Given problem - Look through the material below. Copy each line that contains the string "Dollar".

(Extracts from a graphics dataset)
(begin)

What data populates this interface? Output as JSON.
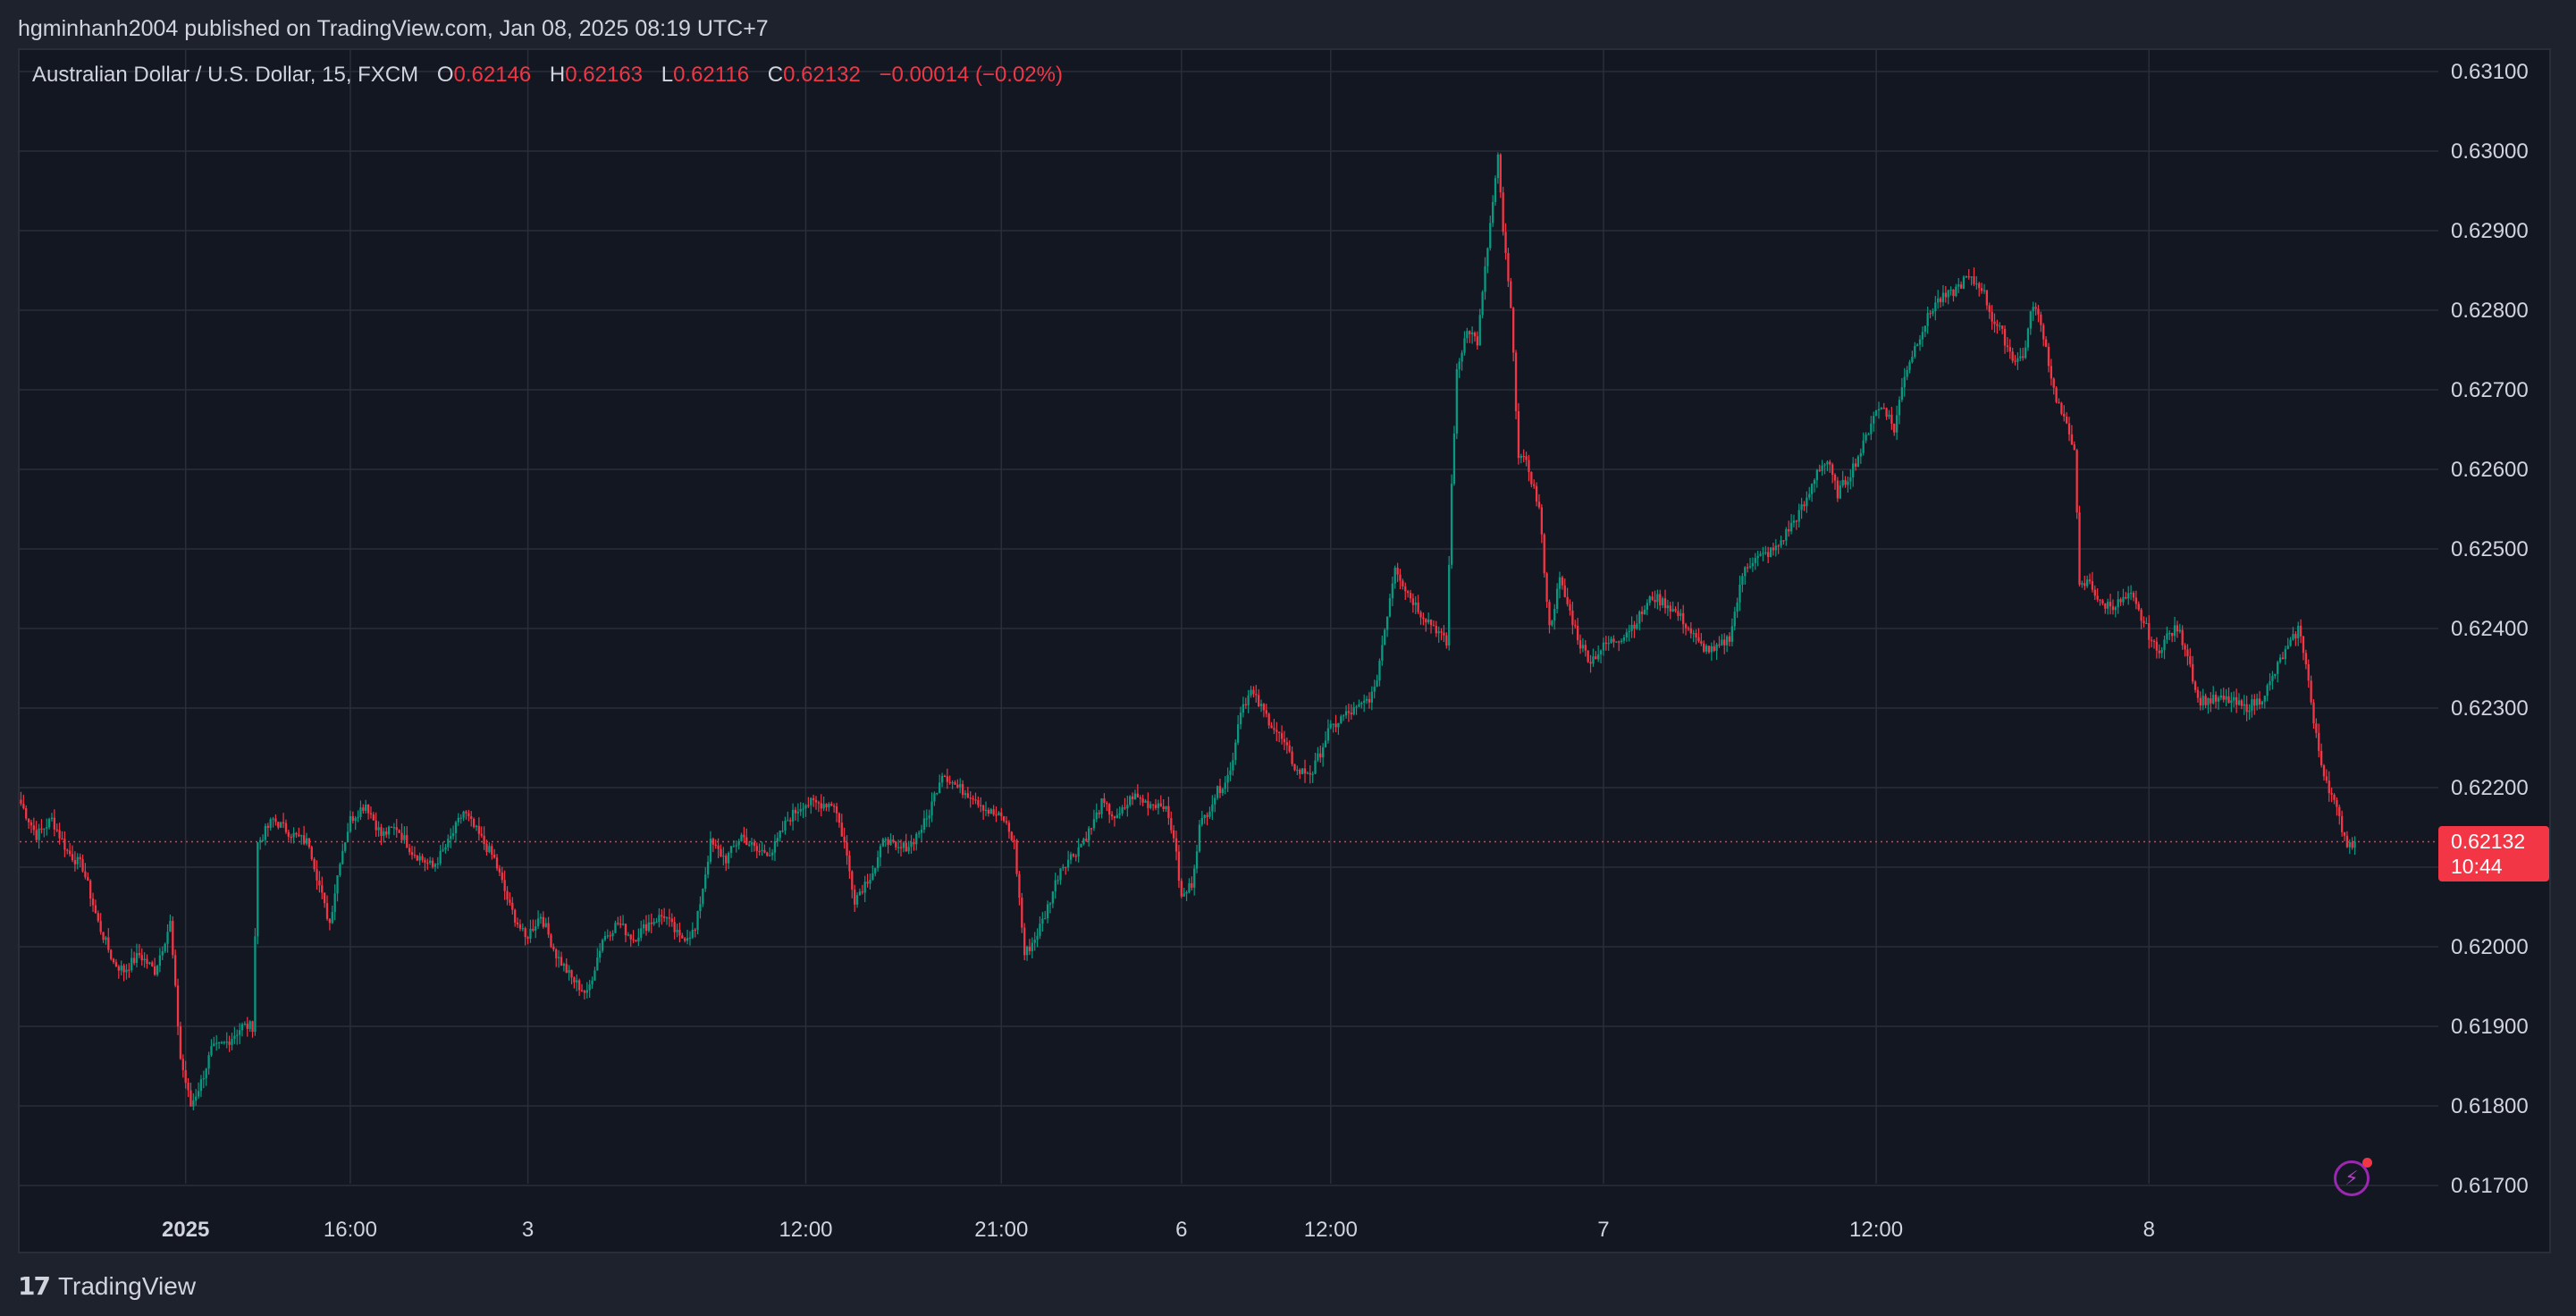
{
  "header": {
    "published": "hgminhanh2004 published on TradingView.com, Jan 08, 2025 08:19 UTC+7"
  },
  "legend": {
    "symbol": "Australian Dollar / U.S. Dollar, 15, FXCM",
    "o_label": "O",
    "o_value": "0.62146",
    "h_label": "H",
    "h_value": "0.62163",
    "l_label": "L",
    "l_value": "0.62116",
    "c_label": "C",
    "c_value": "0.62132",
    "change": "−0.00014 (−0.02%)"
  },
  "last_price": {
    "price": "0.62132",
    "countdown": "10:44"
  },
  "footer": {
    "brand": "TradingView"
  },
  "colors": {
    "background": "#131722",
    "frame": "#1e222d",
    "grid": "#2a2e39",
    "up": "#089981",
    "down": "#f23645",
    "text": "#d1d4dc",
    "price_line": "#f23645"
  },
  "icons": {
    "logo": "tradingview-logo-icon",
    "bolt": "lightning-icon"
  },
  "chart_data": {
    "type": "candlestick",
    "title": "Australian Dollar / U.S. Dollar, 15, FXCM",
    "grid": true,
    "y_axis_position": "right",
    "ylim": [
      0.6169,
      0.6312
    ],
    "y_ticks": [
      "0.63100",
      "0.63000",
      "0.62900",
      "0.62800",
      "0.62700",
      "0.62600",
      "0.62500",
      "0.62400",
      "0.62300",
      "0.62200",
      "0.62100",
      "0.62000",
      "0.61900",
      "0.61800",
      "0.61700"
    ],
    "x_ticks": [
      {
        "label": "2025",
        "bar": 64,
        "bold": true
      },
      {
        "label": "16:00",
        "bar": 128
      },
      {
        "label": "3",
        "bar": 197
      },
      {
        "label": "12:00",
        "bar": 305
      },
      {
        "label": "21:00",
        "bar": 381
      },
      {
        "label": "6",
        "bar": 451
      },
      {
        "label": "12:00",
        "bar": 509
      },
      {
        "label": "7",
        "bar": 615
      },
      {
        "label": "12:00",
        "bar": 721
      },
      {
        "label": "8",
        "bar": 827
      }
    ],
    "n_bars": 908,
    "price_points": [
      [
        0,
        0.6218
      ],
      [
        6,
        0.6214
      ],
      [
        12,
        0.6216
      ],
      [
        18,
        0.6212
      ],
      [
        24,
        0.621
      ],
      [
        30,
        0.6203
      ],
      [
        36,
        0.6198
      ],
      [
        40,
        0.6197
      ],
      [
        46,
        0.6199
      ],
      [
        52,
        0.6197
      ],
      [
        58,
        0.6203
      ],
      [
        62,
        0.6186
      ],
      [
        66,
        0.618
      ],
      [
        70,
        0.6183
      ],
      [
        74,
        0.6187
      ],
      [
        80,
        0.6188
      ],
      [
        86,
        0.619
      ],
      [
        90,
        0.619
      ],
      [
        92,
        0.6213
      ],
      [
        98,
        0.6216
      ],
      [
        106,
        0.6214
      ],
      [
        112,
        0.6213
      ],
      [
        118,
        0.6205
      ],
      [
        120,
        0.6203
      ],
      [
        124,
        0.6211
      ],
      [
        128,
        0.6216
      ],
      [
        134,
        0.6218
      ],
      [
        140,
        0.6214
      ],
      [
        146,
        0.6215
      ],
      [
        152,
        0.6212
      ],
      [
        160,
        0.621
      ],
      [
        166,
        0.6213
      ],
      [
        172,
        0.6217
      ],
      [
        178,
        0.6214
      ],
      [
        184,
        0.6211
      ],
      [
        190,
        0.6205
      ],
      [
        196,
        0.6201
      ],
      [
        202,
        0.6204
      ],
      [
        208,
        0.6199
      ],
      [
        214,
        0.6196
      ],
      [
        220,
        0.6194
      ],
      [
        226,
        0.6201
      ],
      [
        232,
        0.6203
      ],
      [
        238,
        0.6201
      ],
      [
        244,
        0.6203
      ],
      [
        250,
        0.6204
      ],
      [
        256,
        0.6201
      ],
      [
        262,
        0.6202
      ],
      [
        268,
        0.6213
      ],
      [
        274,
        0.6211
      ],
      [
        280,
        0.6214
      ],
      [
        286,
        0.6212
      ],
      [
        292,
        0.6212
      ],
      [
        298,
        0.6216
      ],
      [
        304,
        0.6218
      ],
      [
        310,
        0.6218
      ],
      [
        316,
        0.6218
      ],
      [
        320,
        0.6213
      ],
      [
        324,
        0.6206
      ],
      [
        328,
        0.6208
      ],
      [
        332,
        0.621
      ],
      [
        336,
        0.6214
      ],
      [
        340,
        0.6212
      ],
      [
        346,
        0.6213
      ],
      [
        352,
        0.6216
      ],
      [
        358,
        0.6222
      ],
      [
        364,
        0.622
      ],
      [
        370,
        0.6219
      ],
      [
        376,
        0.6217
      ],
      [
        382,
        0.6216
      ],
      [
        386,
        0.6213
      ],
      [
        390,
        0.6199
      ],
      [
        394,
        0.6201
      ],
      [
        398,
        0.6204
      ],
      [
        404,
        0.621
      ],
      [
        410,
        0.6212
      ],
      [
        416,
        0.6215
      ],
      [
        420,
        0.6218
      ],
      [
        426,
        0.6216
      ],
      [
        432,
        0.6219
      ],
      [
        438,
        0.6218
      ],
      [
        444,
        0.6218
      ],
      [
        448,
        0.6214
      ],
      [
        451,
        0.6206
      ],
      [
        455,
        0.6208
      ],
      [
        458,
        0.6215
      ],
      [
        464,
        0.6219
      ],
      [
        470,
        0.6222
      ],
      [
        474,
        0.623
      ],
      [
        478,
        0.6232
      ],
      [
        484,
        0.6229
      ],
      [
        490,
        0.6226
      ],
      [
        496,
        0.6222
      ],
      [
        502,
        0.6222
      ],
      [
        508,
        0.6227
      ],
      [
        514,
        0.6229
      ],
      [
        520,
        0.623
      ],
      [
        526,
        0.6232
      ],
      [
        530,
        0.624
      ],
      [
        534,
        0.6248
      ],
      [
        538,
        0.6245
      ],
      [
        544,
        0.6242
      ],
      [
        550,
        0.624
      ],
      [
        554,
        0.6238
      ],
      [
        556,
        0.6258
      ],
      [
        558,
        0.6272
      ],
      [
        562,
        0.6278
      ],
      [
        566,
        0.6276
      ],
      [
        570,
        0.6288
      ],
      [
        574,
        0.6299
      ],
      [
        576,
        0.629
      ],
      [
        579,
        0.628
      ],
      [
        582,
        0.6262
      ],
      [
        586,
        0.626
      ],
      [
        590,
        0.6255
      ],
      [
        594,
        0.624
      ],
      [
        598,
        0.6246
      ],
      [
        602,
        0.6242
      ],
      [
        606,
        0.6238
      ],
      [
        610,
        0.6236
      ],
      [
        616,
        0.6238
      ],
      [
        622,
        0.6239
      ],
      [
        628,
        0.6241
      ],
      [
        634,
        0.6244
      ],
      [
        640,
        0.6243
      ],
      [
        646,
        0.6241
      ],
      [
        652,
        0.6238
      ],
      [
        658,
        0.6237
      ],
      [
        664,
        0.6239
      ],
      [
        670,
        0.6248
      ],
      [
        676,
        0.6249
      ],
      [
        682,
        0.625
      ],
      [
        688,
        0.6253
      ],
      [
        694,
        0.6256
      ],
      [
        698,
        0.626
      ],
      [
        702,
        0.6261
      ],
      [
        706,
        0.6257
      ],
      [
        710,
        0.6259
      ],
      [
        716,
        0.6263
      ],
      [
        720,
        0.6267
      ],
      [
        724,
        0.6268
      ],
      [
        728,
        0.6265
      ],
      [
        732,
        0.6272
      ],
      [
        738,
        0.6277
      ],
      [
        744,
        0.6281
      ],
      [
        750,
        0.6282
      ],
      [
        756,
        0.6284
      ],
      [
        762,
        0.6283
      ],
      [
        766,
        0.6279
      ],
      [
        770,
        0.6277
      ],
      [
        774,
        0.6274
      ],
      [
        778,
        0.6274
      ],
      [
        782,
        0.6281
      ],
      [
        786,
        0.6277
      ],
      [
        790,
        0.627
      ],
      [
        794,
        0.6266
      ],
      [
        798,
        0.6263
      ],
      [
        800,
        0.6245
      ],
      [
        804,
        0.6246
      ],
      [
        808,
        0.6243
      ],
      [
        814,
        0.6243
      ],
      [
        820,
        0.6244
      ],
      [
        826,
        0.624
      ],
      [
        830,
        0.6237
      ],
      [
        834,
        0.6239
      ],
      [
        838,
        0.624
      ],
      [
        842,
        0.6237
      ],
      [
        846,
        0.6231
      ],
      [
        852,
        0.6231
      ],
      [
        858,
        0.6231
      ],
      [
        864,
        0.623
      ],
      [
        870,
        0.6231
      ],
      [
        874,
        0.6233
      ],
      [
        878,
        0.6236
      ],
      [
        882,
        0.6238
      ],
      [
        885,
        0.624
      ],
      [
        888,
        0.6236
      ],
      [
        891,
        0.6228
      ],
      [
        894,
        0.6223
      ],
      [
        897,
        0.622
      ],
      [
        900,
        0.6217
      ],
      [
        904,
        0.6213
      ],
      [
        906,
        0.6213
      ]
    ],
    "last_close": 0.62132,
    "price_line": 0.62132
  }
}
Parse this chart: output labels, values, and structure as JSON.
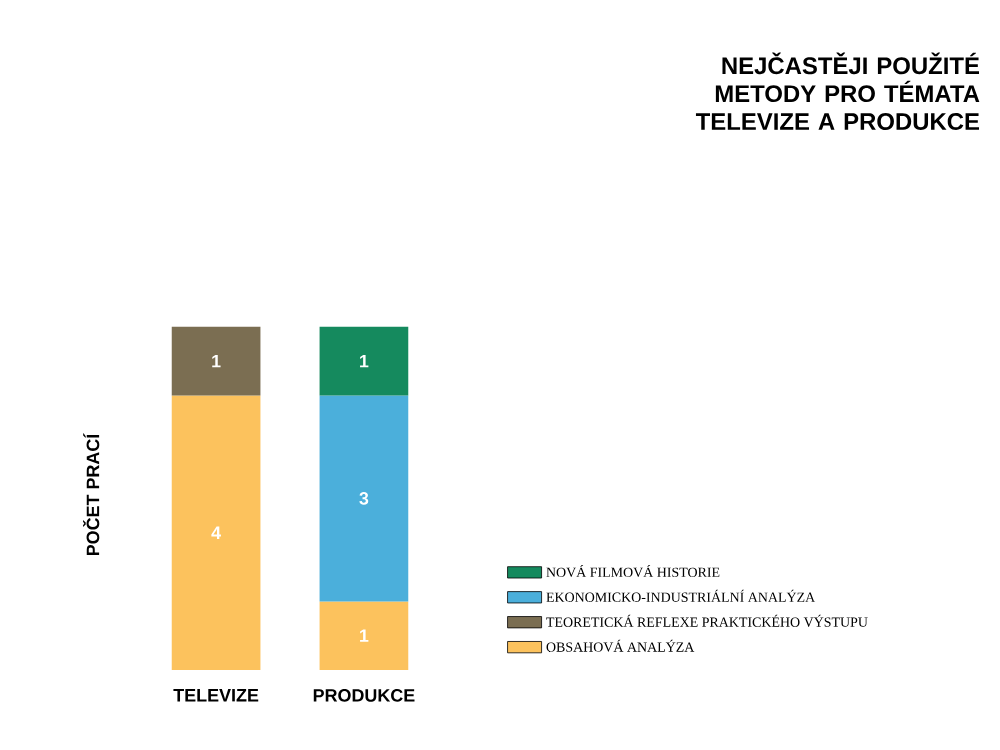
{
  "chart_data": {
    "type": "bar",
    "stacked": true,
    "title": "NEJČASTĚJI POUŽITÉ METODY PRO TÉMATA TELEVIZE A PRODUKCE",
    "ylabel": "POČET PRACÍ",
    "categories": [
      "TELEVIZE",
      "PRODUKCE"
    ],
    "data_labels": true,
    "legend": "bottom right",
    "series": [
      {
        "name": "OBSAHOVÁ ANALÝZA",
        "color": "#fcc25d",
        "values": [
          4,
          1
        ]
      },
      {
        "name": "TEORETICKÁ REFLEXE PRAKTICKÉHO VÝSTUPU",
        "color": "#7b6e52",
        "values": [
          1,
          null
        ]
      },
      {
        "name": "EKONOMICKO-INDUSTRIÁLNÍ ANALÝZA",
        "color": "#4bafdb",
        "values": [
          null,
          3
        ]
      },
      {
        "name": "NOVÁ FILMOVÁ HISTORIE",
        "color": "#158a5e",
        "values": [
          null,
          1
        ]
      }
    ]
  }
}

(end)

Response to the exercise -
    "symbol": "Australian Dollar / U.S. Dollar, 15, FXCM",
    "title": "Australian Dollar / U.S. Dollar, 15, FXCM",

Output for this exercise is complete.